Set problem
Search the records for the word "then" and report each line that has it.
======== Input ========
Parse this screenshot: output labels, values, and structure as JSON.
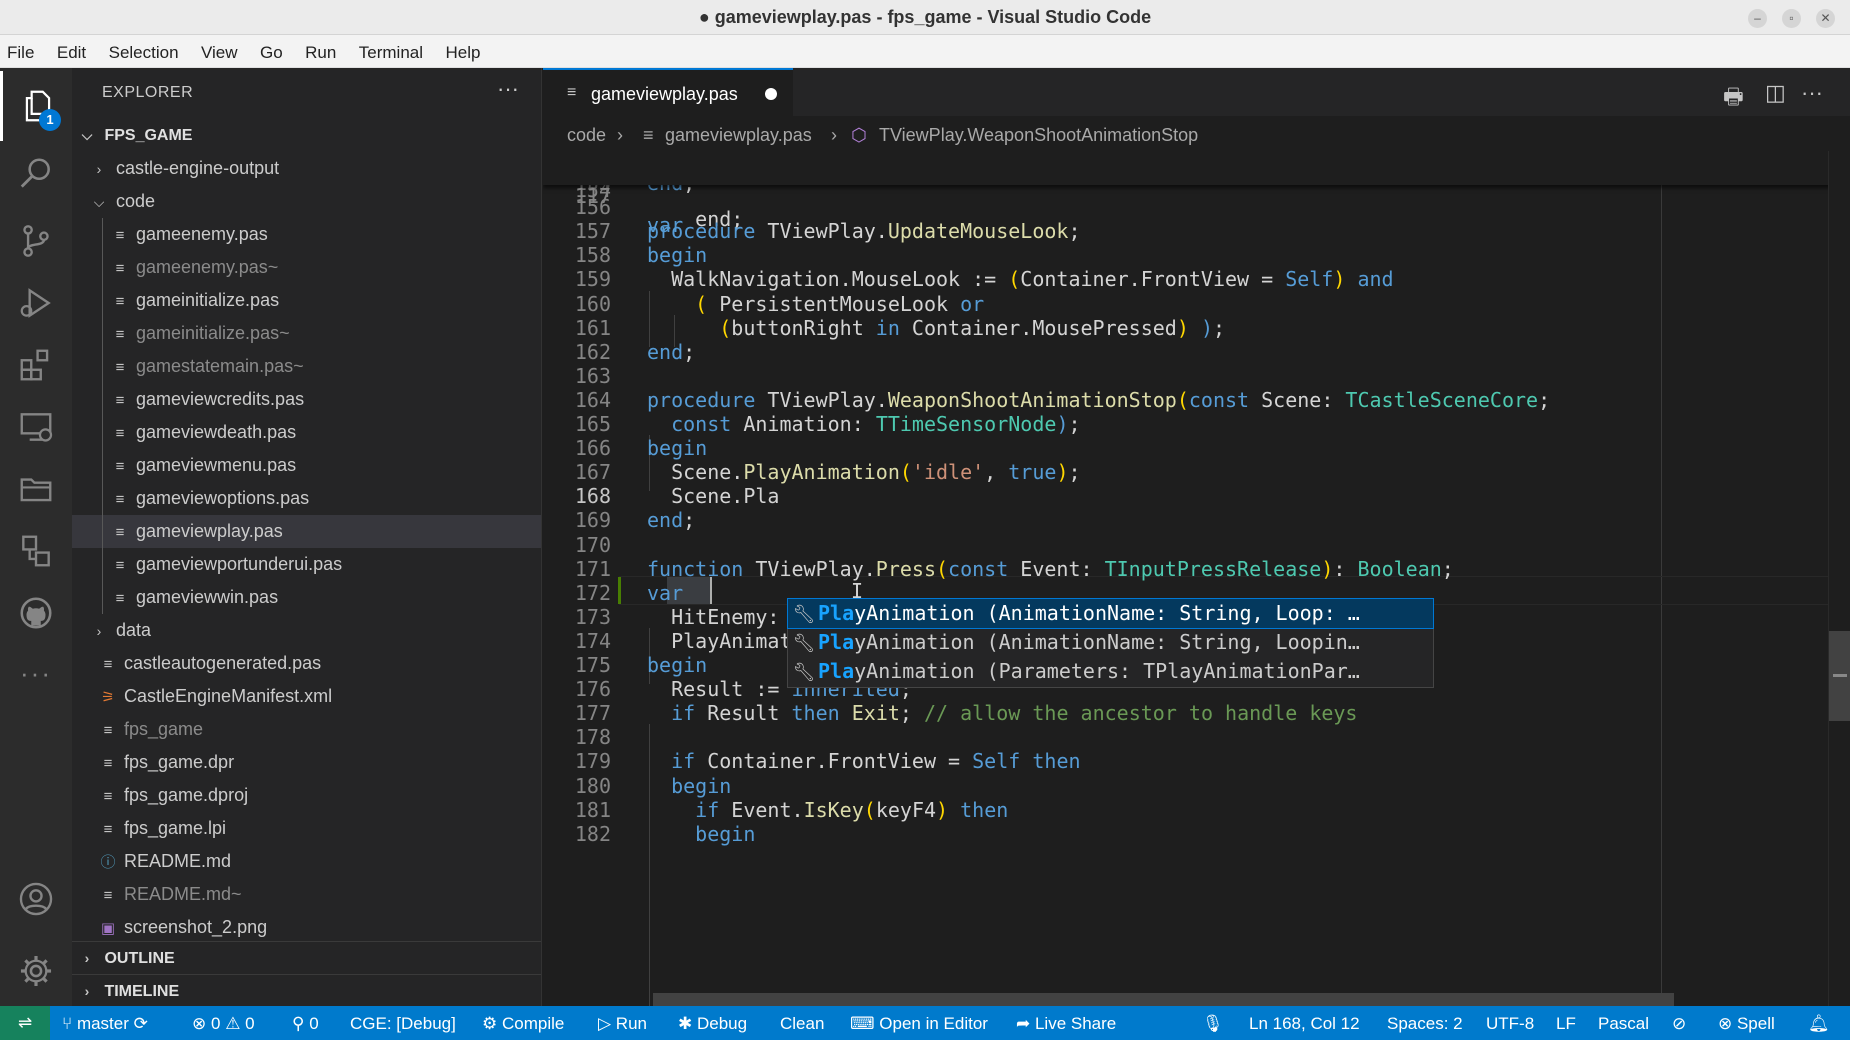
{
  "window": {
    "title": "● gameviewplay.pas - fps_game - Visual Studio Code"
  },
  "menu": [
    "File",
    "Edit",
    "Selection",
    "View",
    "Go",
    "Run",
    "Terminal",
    "Help"
  ],
  "activity": {
    "explorer_badge": "1"
  },
  "sidebar": {
    "title": "EXPLORER",
    "root": "FPS_GAME",
    "items": [
      {
        "label": "castle-engine-output",
        "kind": "folder-collapsed"
      },
      {
        "label": "code",
        "kind": "folder-open"
      },
      {
        "label": "gameenemy.pas",
        "kind": "file"
      },
      {
        "label": "gameenemy.pas~",
        "kind": "file-dim"
      },
      {
        "label": "gameinitialize.pas",
        "kind": "file"
      },
      {
        "label": "gameinitialize.pas~",
        "kind": "file-dim"
      },
      {
        "label": "gamestatemain.pas~",
        "kind": "file-dim"
      },
      {
        "label": "gameviewcredits.pas",
        "kind": "file"
      },
      {
        "label": "gameviewdeath.pas",
        "kind": "file"
      },
      {
        "label": "gameviewmenu.pas",
        "kind": "file"
      },
      {
        "label": "gameviewoptions.pas",
        "kind": "file"
      },
      {
        "label": "gameviewplay.pas",
        "kind": "file-selected"
      },
      {
        "label": "gameviewportunderui.pas",
        "kind": "file"
      },
      {
        "label": "gameviewwin.pas",
        "kind": "file"
      },
      {
        "label": "data",
        "kind": "folder-collapsed"
      },
      {
        "label": "castleautogenerated.pas",
        "kind": "file"
      },
      {
        "label": "CastleEngineManifest.xml",
        "kind": "file-xml"
      },
      {
        "label": "fps_game",
        "kind": "file-dim"
      },
      {
        "label": "fps_game.dpr",
        "kind": "file"
      },
      {
        "label": "fps_game.dproj",
        "kind": "file"
      },
      {
        "label": "fps_game.lpi",
        "kind": "file"
      },
      {
        "label": "README.md",
        "kind": "file-info"
      },
      {
        "label": "README.md~",
        "kind": "file-dim"
      },
      {
        "label": "screenshot_2.png",
        "kind": "file-image"
      }
    ],
    "outline": "OUTLINE",
    "timeline": "TIMELINE"
  },
  "editor": {
    "tab": "gameviewplay.pas",
    "breadcrumb": [
      "code",
      "gameviewplay.pas",
      "TViewPlay.WeaponShootAnimationStop"
    ],
    "sticky_line": {
      "num": "117",
      "text": "var"
    },
    "partial_line_text": "    end;",
    "current_line": "168",
    "lines": [
      {
        "num": "155",
        "text": "end;"
      },
      {
        "num": "156",
        "text": ""
      },
      {
        "num": "157",
        "text": "procedure TViewPlay.UpdateMouseLook;"
      },
      {
        "num": "158",
        "text": "begin"
      },
      {
        "num": "159",
        "text": "  WalkNavigation.MouseLook := (Container.FrontView = Self) and"
      },
      {
        "num": "160",
        "text": "    ( PersistentMouseLook or"
      },
      {
        "num": "161",
        "text": "      (buttonRight in Container.MousePressed) );"
      },
      {
        "num": "162",
        "text": "end;"
      },
      {
        "num": "163",
        "text": ""
      },
      {
        "num": "164",
        "text": "procedure TViewPlay.WeaponShootAnimationStop(const Scene: TCastleSceneCore;"
      },
      {
        "num": "165",
        "text": "  const Animation: TTimeSensorNode);"
      },
      {
        "num": "166",
        "text": "begin"
      },
      {
        "num": "167",
        "text": "  Scene.PlayAnimation('idle', true);"
      },
      {
        "num": "168",
        "text": "  Scene.Pla"
      },
      {
        "num": "169",
        "text": "end;"
      },
      {
        "num": "170",
        "text": ""
      },
      {
        "num": "171",
        "text": "function TViewPlay.Press(const Event: TInputPressRelease): Boolean;"
      },
      {
        "num": "172",
        "text": "var"
      },
      {
        "num": "173",
        "text": "  HitEnemy: TEnemy;"
      },
      {
        "num": "174",
        "text": "  PlayAnimationParams: TPlayAnimationParameters;"
      },
      {
        "num": "175",
        "text": "begin"
      },
      {
        "num": "176",
        "text": "  Result := inherited;"
      },
      {
        "num": "177",
        "text": "  if Result then Exit; // allow the ancestor to handle keys"
      },
      {
        "num": "178",
        "text": ""
      },
      {
        "num": "179",
        "text": "  if Container.FrontView = Self then"
      },
      {
        "num": "180",
        "text": "  begin"
      },
      {
        "num": "181",
        "text": "    if Event.IsKey(keyF4) then"
      },
      {
        "num": "182",
        "text": "    begin"
      }
    ],
    "suggestions": [
      {
        "match": "Pla",
        "rest": "yAnimation (AnimationName: String, Loop: …"
      },
      {
        "match": "Pla",
        "rest": "yAnimation (AnimationName: String, Loopin…"
      },
      {
        "match": "Pla",
        "rest": "yAnimation (Parameters: TPlayAnimationPar…"
      }
    ]
  },
  "statusbar": {
    "branch": "master",
    "errors": "0",
    "warnings": "0",
    "ports": "0",
    "cge": "CGE: [Debug]",
    "compile": "Compile",
    "run": "Run",
    "debug": "Debug",
    "clean": "Clean",
    "open_in_editor": "Open in Editor",
    "live_share": "Live Share",
    "position": "Ln 168, Col 12",
    "spaces": "Spaces: 2",
    "encoding": "UTF-8",
    "eol": "LF",
    "language": "Pascal",
    "spell": "Spell"
  },
  "colors": {
    "accent": "#007acc",
    "keyword": "#569cd6",
    "type": "#4ec9b0",
    "function": "#dcdcaa",
    "string": "#ce9178",
    "comment": "#6a9955"
  }
}
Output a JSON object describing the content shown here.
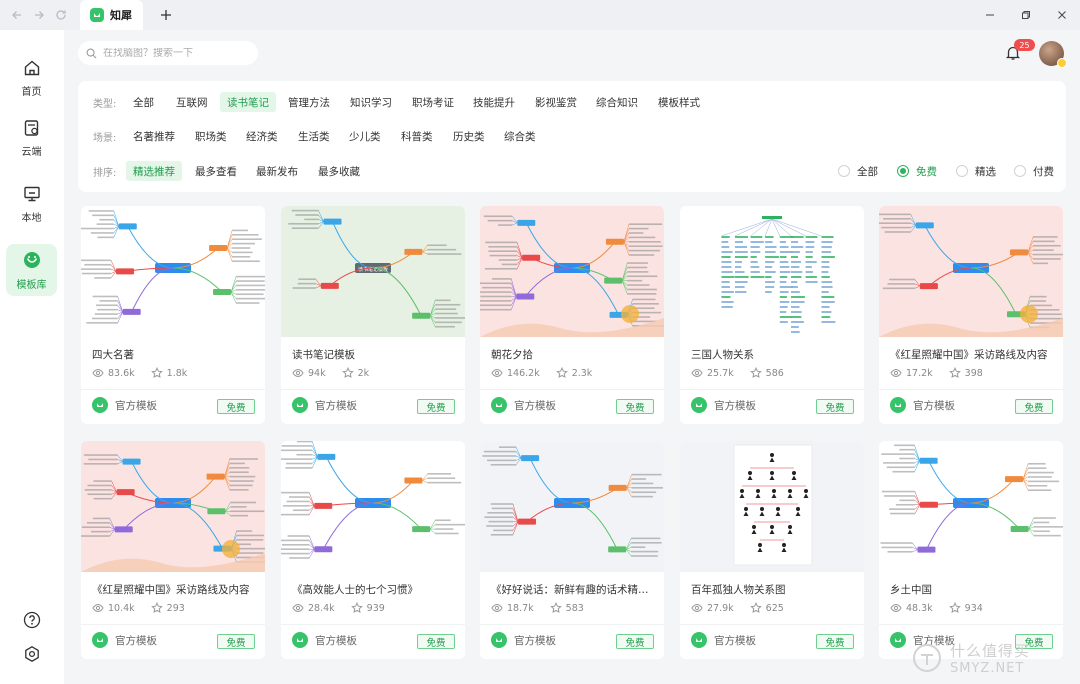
{
  "app": {
    "tab_title": "知犀"
  },
  "sidebar": {
    "items": [
      {
        "label": "首页",
        "icon": "home-icon"
      },
      {
        "label": "云端",
        "icon": "cloud-doc-icon"
      },
      {
        "label": "本地",
        "icon": "monitor-icon"
      },
      {
        "label": "模板库",
        "icon": "template-icon",
        "active": true
      }
    ]
  },
  "search": {
    "placeholder": "在找脑图？搜索一下"
  },
  "notifications": {
    "count": "25"
  },
  "filters": {
    "type_label": "类型:",
    "types": [
      "全部",
      "互联网",
      "读书笔记",
      "管理方法",
      "知识学习",
      "职场考证",
      "技能提升",
      "影视鉴赏",
      "综合知识",
      "模板样式"
    ],
    "type_active": "读书笔记",
    "scene_label": "场景:",
    "scenes": [
      "名著推荐",
      "职场类",
      "经济类",
      "生活类",
      "少儿类",
      "科普类",
      "历史类",
      "综合类"
    ],
    "sort_label": "排序:",
    "sorts": [
      "精选推荐",
      "最多查看",
      "最新发布",
      "最多收藏"
    ],
    "sort_active": "精选推荐",
    "price": [
      "全部",
      "免费",
      "精选",
      "付费"
    ],
    "price_active": "免费"
  },
  "cards": [
    {
      "title": "四大名著",
      "views": "83.6k",
      "stars": "1.8k",
      "thumb": "white",
      "author": "官方模板",
      "tag": "免费"
    },
    {
      "title": "读书笔记模板",
      "views": "94k",
      "stars": "2k",
      "thumb": "green",
      "center_label": "读书笔记模板",
      "author": "官方模板",
      "tag": "免费"
    },
    {
      "title": "朝花夕拾",
      "views": "146.2k",
      "stars": "2.3k",
      "thumb": "pink",
      "author": "官方模板",
      "tag": "免费"
    },
    {
      "title": "三国人物关系",
      "views": "25.7k",
      "stars": "586",
      "thumb": "white",
      "author": "官方模板",
      "tag": "免费"
    },
    {
      "title": "《红星照耀中国》采访路线及内容",
      "views": "17.2k",
      "stars": "398",
      "thumb": "pink",
      "author": "官方模板",
      "tag": "免费"
    },
    {
      "title": "《红星照耀中国》采访路线及内容",
      "views": "10.4k",
      "stars": "293",
      "thumb": "pink",
      "author": "官方模板",
      "tag": "免费"
    },
    {
      "title": "《高效能人士的七个习惯》",
      "views": "28.4k",
      "stars": "939",
      "thumb": "white",
      "author": "官方模板",
      "tag": "免费"
    },
    {
      "title": "《好好说话：新鲜有趣的话术精进技巧》",
      "views": "18.7k",
      "stars": "583",
      "thumb": "gray",
      "author": "官方模板",
      "tag": "免费"
    },
    {
      "title": "百年孤独人物关系图",
      "views": "27.9k",
      "stars": "625",
      "thumb": "gray",
      "author": "官方模板",
      "tag": "免费"
    },
    {
      "title": "乡土中国",
      "views": "48.3k",
      "stars": "934",
      "thumb": "white",
      "author": "官方模板",
      "tag": "免费"
    }
  ],
  "watermark": {
    "text": "什么值得买",
    "site": "SMYZ.NET"
  },
  "colors": {
    "accent": "#2db35d",
    "accent_bg": "#e3f6e8",
    "badge": "#f24d4d"
  }
}
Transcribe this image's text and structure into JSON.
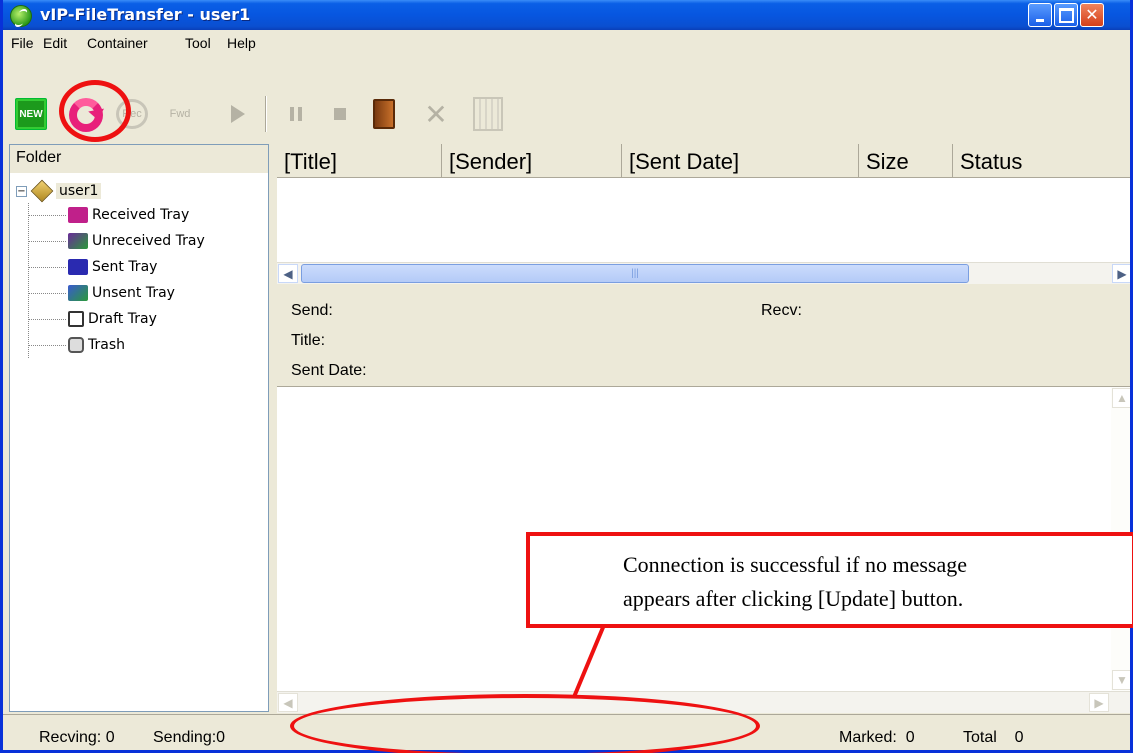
{
  "window": {
    "title": "vIP-FileTransfer - user1",
    "controls": {
      "minimize": "minimize",
      "maximize": "maximize",
      "close": "✕"
    }
  },
  "menu": [
    "File",
    "Edit",
    "Container",
    "Tool",
    "Help"
  ],
  "toolbar": {
    "new_label": "NEW",
    "icons": [
      "new-icon",
      "update-icon",
      "receive-icon",
      "forward-icon",
      "play-icon",
      "pause-icon",
      "stop-icon",
      "exit-door-icon",
      "delete-icon",
      "building-icon"
    ],
    "receive_label": "Rec",
    "forward_label": "Fwd"
  },
  "folder_pane": {
    "title": "Folder",
    "root": "user1",
    "items": [
      {
        "label": "Received Tray",
        "color": "#c0208a"
      },
      {
        "label": "Unreceived Tray",
        "color": "#6a2a9a"
      },
      {
        "label": "Sent Tray",
        "color": "#2a2ab0"
      },
      {
        "label": "Unsent Tray",
        "color": "#3a5ad0"
      },
      {
        "label": "Draft Tray",
        "color": "#333333"
      },
      {
        "label": "Trash",
        "color": "#555555"
      }
    ]
  },
  "list": {
    "columns": [
      "[Title]",
      "[Sender]",
      "[Sent Date]",
      "Size",
      "Status"
    ],
    "rows": []
  },
  "detail": {
    "send_label": "Send:",
    "recv_label": "Recv:",
    "title_label": "Title:",
    "sent_date_label": "Sent Date:"
  },
  "annotation": {
    "line1": "Connection is successful if no message",
    "line2": "appears after clicking [Update] button.",
    "color": "#ee1111"
  },
  "status": {
    "recving": "Recving: 0",
    "sending": "Sending:0",
    "marked": "Marked:  0",
    "total": "Total    0"
  }
}
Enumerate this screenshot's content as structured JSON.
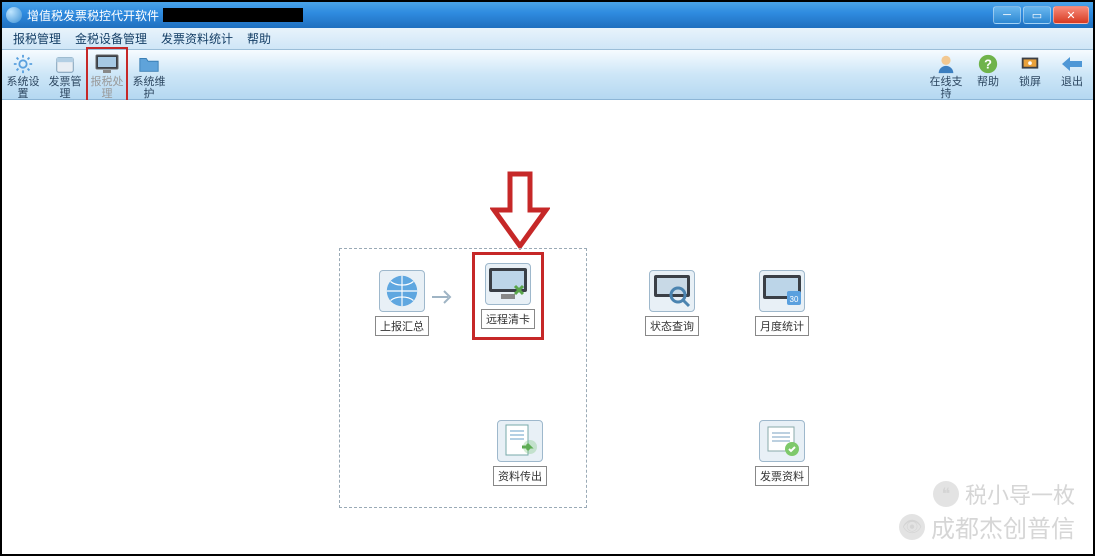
{
  "window": {
    "title": "增值税发票税控代开软件"
  },
  "menu": {
    "items": [
      "报税管理",
      "金税设备管理",
      "发票资料统计",
      "帮助"
    ]
  },
  "toolbar": {
    "left": [
      {
        "label": "系统设置",
        "icon": "gear"
      },
      {
        "label": "发票管理",
        "icon": "calendar"
      },
      {
        "label": "报税处理",
        "icon": "monitor",
        "highlight": true
      },
      {
        "label": "系统维护",
        "icon": "folder"
      }
    ],
    "right": [
      {
        "label": "在线支持",
        "icon": "user"
      },
      {
        "label": "帮助",
        "icon": "question"
      },
      {
        "label": "锁屏",
        "icon": "lock"
      },
      {
        "label": "退出",
        "icon": "back"
      }
    ]
  },
  "main": {
    "row1": [
      {
        "label": "上报汇总",
        "icon": "globe"
      },
      {
        "label": "远程清卡",
        "icon": "monitor-clear",
        "highlight": true
      },
      {
        "label": "状态查询",
        "icon": "search-monitor"
      },
      {
        "label": "月度统计",
        "icon": "monitor-date"
      }
    ],
    "row2": [
      {
        "label": "资料传出",
        "icon": "doc-export"
      },
      {
        "label": "发票资料",
        "icon": "doc-list"
      }
    ]
  },
  "watermark": {
    "line1": "税小导一枚",
    "line2": "成都杰创普信"
  }
}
========
Answer below
        "text": "  if Result then Exit; // allow the ancestor to handle keys"
        "text": "  if Container.FrontView = Self then"
        "text": "    if Event.IsKey(keyF4) then"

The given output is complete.